• _WHAT TO DO_
Repeat the material below exactly, with no pictures.

• _INFORMATION PROVIDED_

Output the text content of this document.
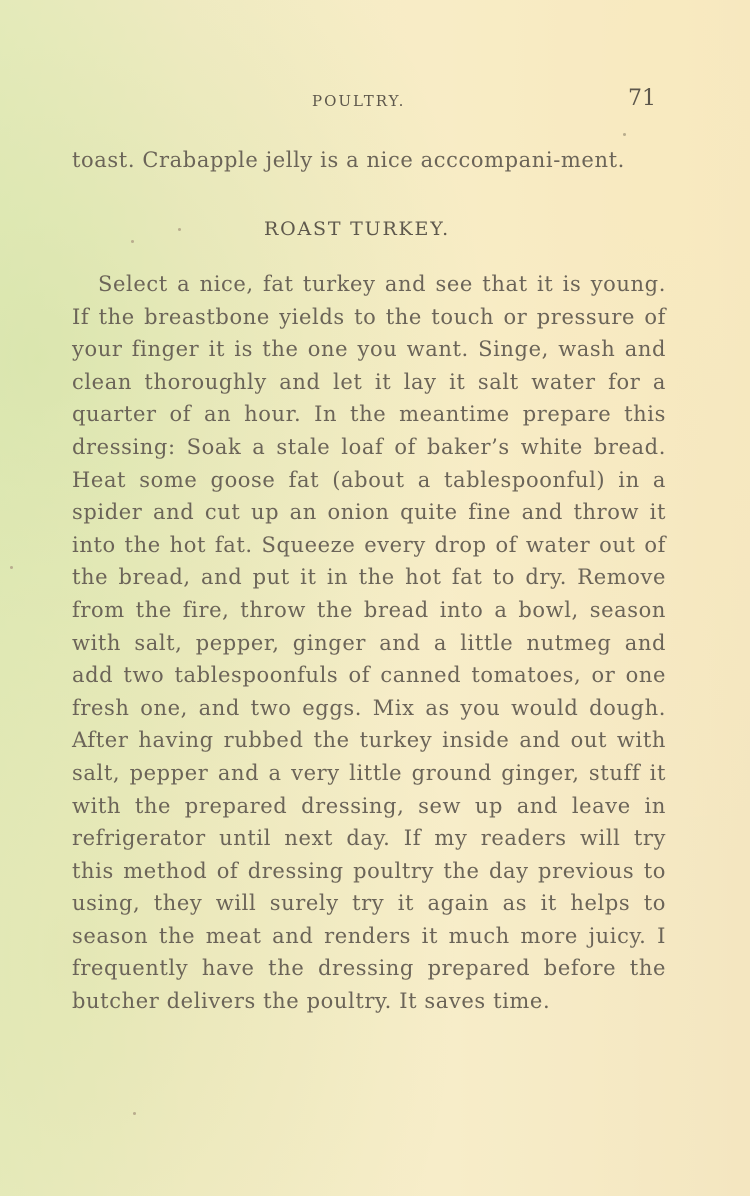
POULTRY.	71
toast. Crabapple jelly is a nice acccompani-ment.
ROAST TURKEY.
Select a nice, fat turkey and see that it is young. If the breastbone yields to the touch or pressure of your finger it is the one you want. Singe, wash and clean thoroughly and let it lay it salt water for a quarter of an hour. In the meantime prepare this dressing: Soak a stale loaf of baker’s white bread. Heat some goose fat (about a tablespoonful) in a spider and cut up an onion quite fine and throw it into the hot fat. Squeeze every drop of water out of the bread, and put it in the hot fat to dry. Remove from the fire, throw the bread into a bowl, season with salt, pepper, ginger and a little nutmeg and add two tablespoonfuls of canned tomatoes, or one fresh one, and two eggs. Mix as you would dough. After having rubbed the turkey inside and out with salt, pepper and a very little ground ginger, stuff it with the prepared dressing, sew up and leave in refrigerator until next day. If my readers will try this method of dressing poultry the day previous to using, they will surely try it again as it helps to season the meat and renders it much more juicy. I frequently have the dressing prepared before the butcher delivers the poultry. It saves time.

• _REPLY TO THE EXERCISE_
Output the text content of this document.
POULTRY.	71
toast. Crabapple jelly is a nice acccompani-ment.
ROAST TURKEY.
Select a nice, fat turkey and see that it is young. If the breastbone yields to the touch or pressure of your finger it is the one you want. Singe, wash and clean thoroughly and let it lay it salt water for a quarter of an hour. In the meantime prepare this dressing: Soak a stale loaf of baker’s white bread. Heat some goose fat (about a tablespoonful) in a spider and cut up an onion quite fine and throw it into the hot fat. Squeeze every drop of water out of the bread, and put it in the hot fat to dry. Remove from the fire, throw the bread into a bowl, season with salt, pepper, ginger and a little nutmeg and add two tablespoonfuls of canned tomatoes, or one fresh one, and two eggs. Mix as you would dough. After having rubbed the turkey inside and out with salt, pepper and a very little ground ginger, stuff it with the prepared dressing, sew up and leave in refrigerator until next day. If my readers will try this method of dressing poultry the day previous to using, they will surely try it again as it helps to season the meat and renders it much more juicy. I frequently have the dressing prepared before the butcher delivers the poultry. It saves time.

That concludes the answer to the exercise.